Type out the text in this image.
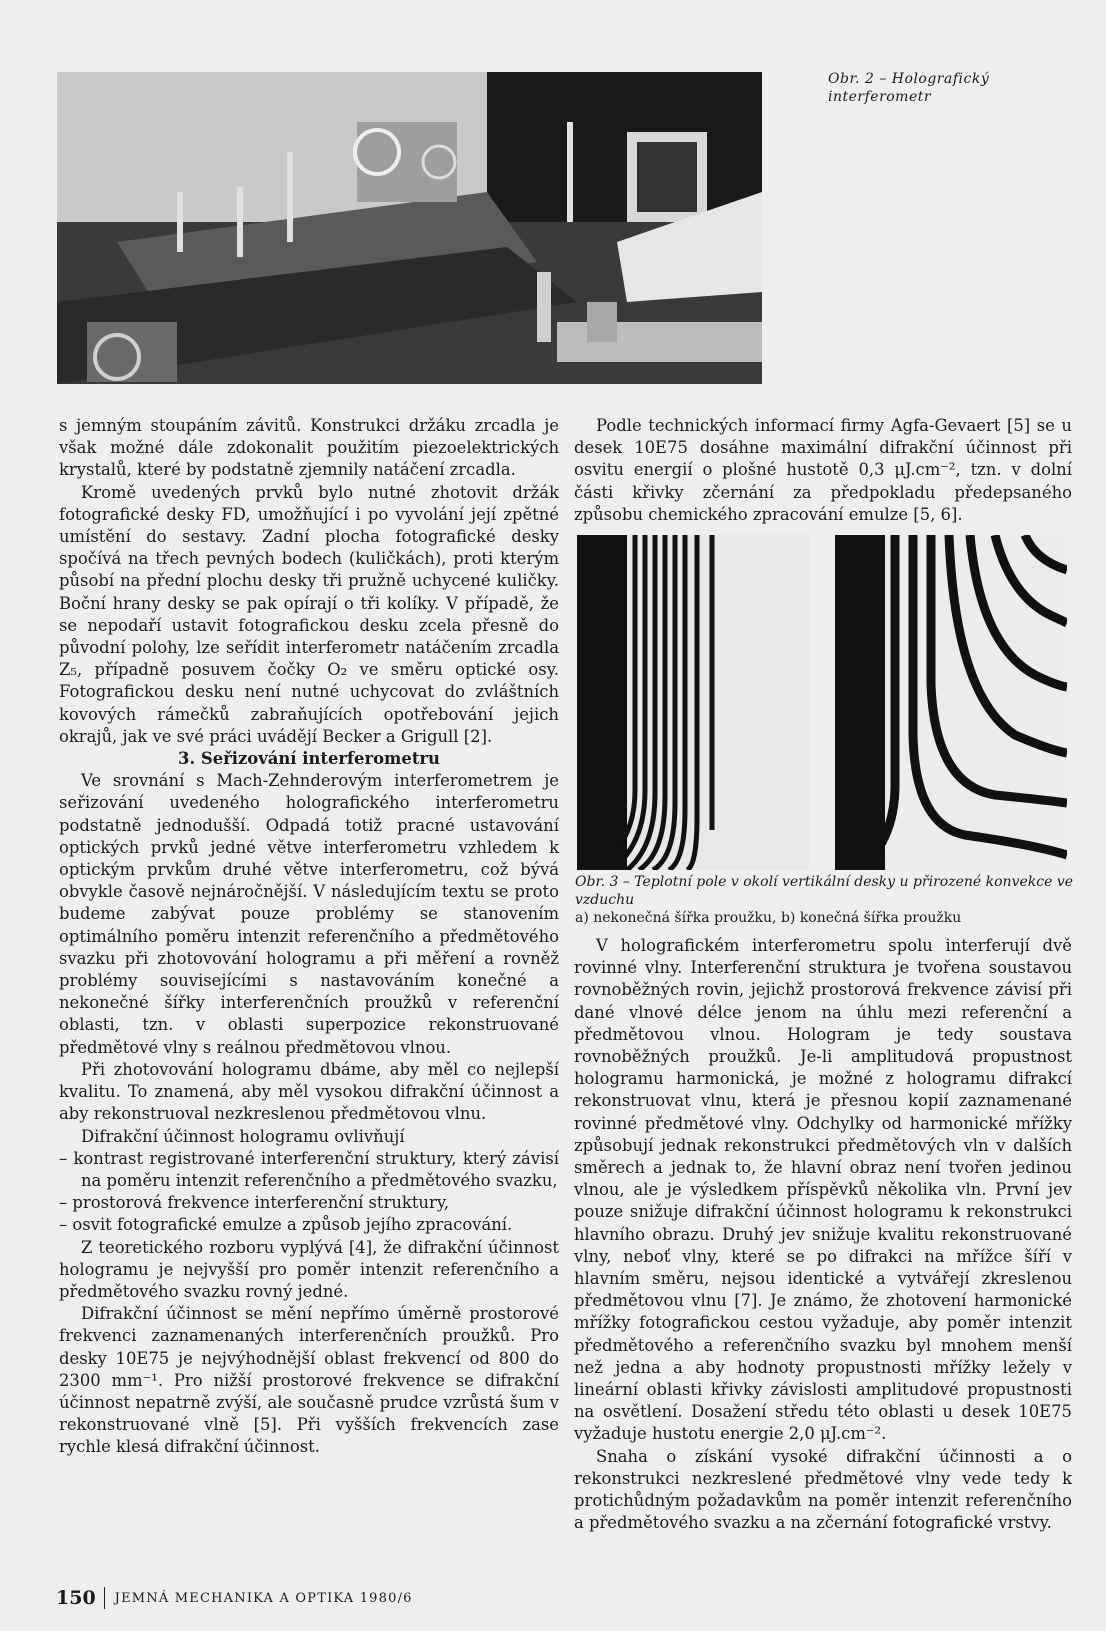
Obr. 2 – Holografický interferometr

s jemným stoupáním závitů. Konstrukci držáku zrcadla je však možné dále zdokonalit použitím piezoelektrických krystalů, které by podstatně zjemnily natáčení zrcadla.

Kromě uvedených prvků bylo nutné zhotovit držák fotografické desky FD, umožňující i po vyvolání její zpětné umístění do sestavy. Zadní plocha fotografické desky spočívá na třech pevných bodech (kuličkách), proti kterým působí na přední plochu desky tři pružně uchycené kuličky. Boční hrany desky se pak opírají o tři kolíky. V případě, že se nepodaří ustavit fotografickou desku zcela přesně do původní polohy, lze seřídit interferometr natáčením zrcadla Z₅, případně posuvem čočky O₂ ve směru optické osy. Fotografickou desku není nutné uchycovat do zvláštních kovových rámečků zabraňujících opotřebování jejich okrajů, jak ve své práci uvádějí Becker a Grigull [2].

3. Seřizování interferometru

Ve srovnání s Mach-Zehnderovým interferometrem je seřizování uvedeného holografického interferometru podstatně jednodušší. Odpadá totiž pracné ustavování optických prvků jedné větve interferometru vzhledem k optickým prvkům druhé větve interferometru, což bývá obvykle časově nejnáročnější. V následujícím textu se proto budeme zabývat pouze problémy se stanovením optimálního poměru intenzit referenčního a předmětového svazku při zhotovování hologramu a při měření a rovněž problémy souvisejícími s nastavováním konečné a nekonečné šířky interferenčních proužků v referenční oblasti, tzn. v oblasti superpozice rekonstruované předmětové vlny s reálnou předmětovou vlnou.

Při zhotovování hologramu dbáme, aby měl co nejlepší kvalitu. To znamená, aby měl vysokou difrakční účinnost a aby rekonstruoval nezkreslenou předmětovou vlnu.

Difrakční účinnost hologramu ovlivňují

– kontrast registrované interferenční struktury, který závisí na poměru intenzit referenčního a předmětového svazku,

– prostorová frekvence interferenční struktury,

– osvit fotografické emulze a způsob jejího zpracování.

Z teoretického rozboru vyplývá [4], že difrakční účinnost hologramu je nejvyšší pro poměr intenzit referenčního a předmětového svazku rovný jedné.

Difrakční účinnost se mění nepřímo úměrně prostorové frekvenci zaznamenaných interferenčních proužků. Pro desky 10E75 je nejvýhodnější oblast frekvencí od 800 do 2300 mm⁻¹. Pro nižší prostorové frekvence se difrakční účinnost nepatrně zvýší, ale současně prudce vzrůstá šum v rekonstruované vlně [5]. Při vyšších frekvencích zase rychle klesá difrakční účinnost.

Podle technických informací firmy Agfa-Gevaert [5] se u desek 10E75 dosáhne maximální difrakční účinnost při osvitu energií o plošné hustotě 0,3 μJ.cm⁻², tzn. v dolní části křivky zčernání za předpokladu předepsaného způsobu chemického zpracování emulze [5, 6].

Obr. 3 – Teplotní pole v okolí vertikální desky u přirozené konvekce ve vzduchu
a) nekonečná šířka proužku, b) konečná šířka proužku

V holografickém interferometru spolu interferují dvě rovinné vlny. Interferenční struktura je tvořena soustavou rovnoběžných rovin, jejichž prostorová frekvence závisí při dané vlnové délce jenom na úhlu mezi referenční a předmětovou vlnou. Hologram je tedy soustava rovnoběžných proužků. Je-li amplitudová propustnost hologramu harmonická, je možné z hologramu difrakcí rekonstruovat vlnu, která je přesnou kopií zaznamenané rovinné předmětové vlny. Odchylky od harmonické mřížky způsobují jednak rekonstrukci předmětových vln v dalších směrech a jednak to, že hlavní obraz není tvořen jedinou vlnou, ale je výsledkem příspěvků několika vln. První jev pouze snižuje difrakční účinnost hologramu k rekonstrukci hlavního obrazu. Druhý jev snižuje kvalitu rekonstruované vlny, neboť vlny, které se po difrakci na mřížce šíří v hlavním směru, nejsou identické a vytvářejí zkreslenou předmětovou vlnu [7]. Je známo, že zhotovení harmonické mřížky fotografickou cestou vyžaduje, aby poměr intenzit předmětového a referenčního svazku byl mnohem menší než jedna a aby hodnoty propustnosti mřížky ležely v lineární oblasti křivky závislosti amplitudové propustnosti na osvětlení. Dosažení středu této oblasti u desek 10E75 vyžaduje hustotu energie 2,0 μJ.cm⁻².

Snaha o získání vysoké difrakční účinnosti a o rekonstrukci nezkreslené předmětové vlny vede tedy k protichůdným požadavkům na poměr intenzit referenčního a předmětového svazku a na zčernání fotografické vrstvy.

150 JEMNÁ MECHANIKA A OPTIKA 1980/6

------------

▸ Set problem:
Which lines contain "které"? Copy each of them.

▸ Correct output:
s jemným stoupáním závitů. Konstrukci držáku zrcadla je však možné dále zdokonalit použitím piezoelektrických krystalů, které by podstatně zjemnily natáčení zrcadla.
V holografickém interferometru spolu interferují dvě rovinné vlny. Interferenční struktura je tvořena soustavou rovnoběžných rovin, jejichž prostorová frekvence závisí při dané vlnové délce jenom na úhlu mezi referenční a předmětovou vlnou. Hologram je tedy soustava rovnoběžných proužků. Je-li amplitudová propustnost hologramu harmonická, je možné z hologramu difrakcí rekonstruovat vlnu, která je přesnou kopií zaznamenané rovinné předmětové vlny. Odchylky od harmonické mřížky způsobují jednak rekonstrukci předmětových vln v dalších směrech a jednak to, že hlavní obraz není tvořen jedinou vlnou, ale je výsledkem příspěvků několika vln. První jev pouze snižuje difrakční účinnost hologramu k rekonstrukci hlavního obrazu. Druhý jev snižuje kvalitu rekonstruované vlny, neboť vlny, které se po difrakci na mřížce šíří v hlavním směru, nejsou identické a vytvářejí zkreslenou předmětovou vlnu [7]. Je známo, že zhotovení harmonické mřížky fotografickou cestou vyžaduje, aby poměr intenzit předmětového a referenčního svazku byl mnohem menší než jedna a aby hodnoty propustnosti mřížky ležely v lineární oblasti křivky závislosti amplitudové propustnosti na osvětlení. Dosažení středu této oblasti u desek 10E75 vyžaduje hustotu energie 2,0 μJ.cm⁻².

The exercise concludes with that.